=== TASK PROMPT ===
Can you repeat every one of the records below word for word, in the same order, with nothing added, dropped, or changed?

=== MATERIAL ===
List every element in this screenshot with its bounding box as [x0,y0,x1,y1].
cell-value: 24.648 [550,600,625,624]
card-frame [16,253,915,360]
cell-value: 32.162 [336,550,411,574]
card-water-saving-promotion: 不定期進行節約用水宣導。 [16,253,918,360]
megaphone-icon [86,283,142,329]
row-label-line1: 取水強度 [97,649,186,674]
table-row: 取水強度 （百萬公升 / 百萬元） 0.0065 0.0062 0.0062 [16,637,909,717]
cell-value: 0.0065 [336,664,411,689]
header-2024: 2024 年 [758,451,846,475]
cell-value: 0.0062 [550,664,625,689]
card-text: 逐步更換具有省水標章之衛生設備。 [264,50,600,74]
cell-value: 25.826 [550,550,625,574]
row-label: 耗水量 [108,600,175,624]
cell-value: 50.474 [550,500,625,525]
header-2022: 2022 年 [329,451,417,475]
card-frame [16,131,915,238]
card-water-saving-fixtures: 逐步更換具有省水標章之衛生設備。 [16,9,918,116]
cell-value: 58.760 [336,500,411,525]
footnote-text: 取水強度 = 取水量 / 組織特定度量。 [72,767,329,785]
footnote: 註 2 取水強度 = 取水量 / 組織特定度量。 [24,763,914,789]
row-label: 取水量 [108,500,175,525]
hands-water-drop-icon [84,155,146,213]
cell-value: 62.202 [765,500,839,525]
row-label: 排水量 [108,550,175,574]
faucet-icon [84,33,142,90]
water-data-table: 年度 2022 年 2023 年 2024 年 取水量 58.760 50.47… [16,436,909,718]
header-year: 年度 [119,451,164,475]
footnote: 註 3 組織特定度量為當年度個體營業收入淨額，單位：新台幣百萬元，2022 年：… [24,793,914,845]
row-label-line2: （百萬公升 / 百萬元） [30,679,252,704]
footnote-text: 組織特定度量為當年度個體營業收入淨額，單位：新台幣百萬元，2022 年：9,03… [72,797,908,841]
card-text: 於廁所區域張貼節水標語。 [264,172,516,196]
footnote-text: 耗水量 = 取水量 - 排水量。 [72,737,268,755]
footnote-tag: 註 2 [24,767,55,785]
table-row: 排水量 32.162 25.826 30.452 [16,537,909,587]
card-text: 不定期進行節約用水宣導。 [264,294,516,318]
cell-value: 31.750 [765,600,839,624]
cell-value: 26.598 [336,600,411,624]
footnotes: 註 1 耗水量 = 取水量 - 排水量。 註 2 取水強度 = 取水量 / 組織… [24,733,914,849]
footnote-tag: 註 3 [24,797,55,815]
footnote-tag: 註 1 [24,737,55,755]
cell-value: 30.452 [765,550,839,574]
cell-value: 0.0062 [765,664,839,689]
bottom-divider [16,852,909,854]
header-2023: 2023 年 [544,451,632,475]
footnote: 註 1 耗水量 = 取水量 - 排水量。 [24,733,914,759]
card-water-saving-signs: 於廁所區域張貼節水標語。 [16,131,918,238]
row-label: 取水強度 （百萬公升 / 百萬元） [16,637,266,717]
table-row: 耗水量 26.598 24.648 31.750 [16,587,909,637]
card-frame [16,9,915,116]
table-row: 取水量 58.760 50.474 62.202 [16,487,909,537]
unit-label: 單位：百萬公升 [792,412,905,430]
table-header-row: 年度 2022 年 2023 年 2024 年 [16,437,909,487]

=== FINAL ANSWER ===
List every element in this screenshot with its bounding box as [x0,y0,x1,y1].
cell-value: 24.648 [550,600,625,624]
card-frame [16,253,915,360]
cell-value: 32.162 [336,550,411,574]
card-water-saving-promotion: 不定期進行節約用水宣導。 [16,253,918,360]
megaphone-icon [86,283,142,329]
row-label-line1: 取水強度 [97,649,186,674]
table-row: 取水強度 （百萬公升 / 百萬元） 0.0065 0.0062 0.0062 [16,637,909,717]
cell-value: 0.0065 [336,664,411,689]
header-2024: 2024 年 [758,451,846,475]
cell-value: 0.0062 [550,664,625,689]
card-text: 逐步更換具有省水標章之衛生設備。 [264,50,600,74]
cell-value: 25.826 [550,550,625,574]
row-label: 耗水量 [108,600,175,624]
cell-value: 50.474 [550,500,625,525]
header-2022: 2022 年 [329,451,417,475]
card-frame [16,131,915,238]
card-water-saving-fixtures: 逐步更換具有省水標章之衛生設備。 [16,9,918,116]
cell-value: 58.760 [336,500,411,525]
footnote-text: 取水強度 = 取水量 / 組織特定度量。 [72,767,329,785]
footnote: 註 2 取水強度 = 取水量 / 組織特定度量。 [24,763,914,789]
row-label: 取水量 [108,500,175,525]
hands-water-drop-icon [84,155,146,213]
cell-value: 62.202 [765,500,839,525]
row-label: 排水量 [108,550,175,574]
faucet-icon [84,33,142,90]
water-data-table: 年度 2022 年 2023 年 2024 年 取水量 58.760 50.47… [16,436,909,718]
header-year: 年度 [119,451,164,475]
footnote: 註 3 組織特定度量為當年度個體營業收入淨額，單位：新台幣百萬元，2022 年：… [24,793,914,845]
row-label-line2: （百萬公升 / 百萬元） [30,679,252,704]
footnote-text: 組織特定度量為當年度個體營業收入淨額，單位：新台幣百萬元，2022 年：9,03… [72,797,908,841]
card-text: 於廁所區域張貼節水標語。 [264,172,516,196]
footnote-text: 耗水量 = 取水量 - 排水量。 [72,737,268,755]
footnote-tag: 註 2 [24,767,55,785]
table-row: 排水量 32.162 25.826 30.452 [16,537,909,587]
card-text: 不定期進行節約用水宣導。 [264,294,516,318]
cell-value: 31.750 [765,600,839,624]
cell-value: 26.598 [336,600,411,624]
footnotes: 註 1 耗水量 = 取水量 - 排水量。 註 2 取水強度 = 取水量 / 組織… [24,733,914,849]
footnote-tag: 註 3 [24,797,55,815]
footnote-tag: 註 1 [24,737,55,755]
cell-value: 30.452 [765,550,839,574]
cell-value: 0.0062 [765,664,839,689]
bottom-divider [16,852,909,854]
header-2023: 2023 年 [544,451,632,475]
footnote: 註 1 耗水量 = 取水量 - 排水量。 [24,733,914,759]
card-water-saving-signs: 於廁所區域張貼節水標語。 [16,131,918,238]
row-label: 取水強度 （百萬公升 / 百萬元） [16,637,266,717]
table-row: 耗水量 26.598 24.648 31.750 [16,587,909,637]
card-frame [16,9,915,116]
table-row: 取水量 58.760 50.474 62.202 [16,487,909,537]
unit-label: 單位：百萬公升 [792,412,905,430]
table-header-row: 年度 2022 年 2023 年 2024 年 [16,437,909,487]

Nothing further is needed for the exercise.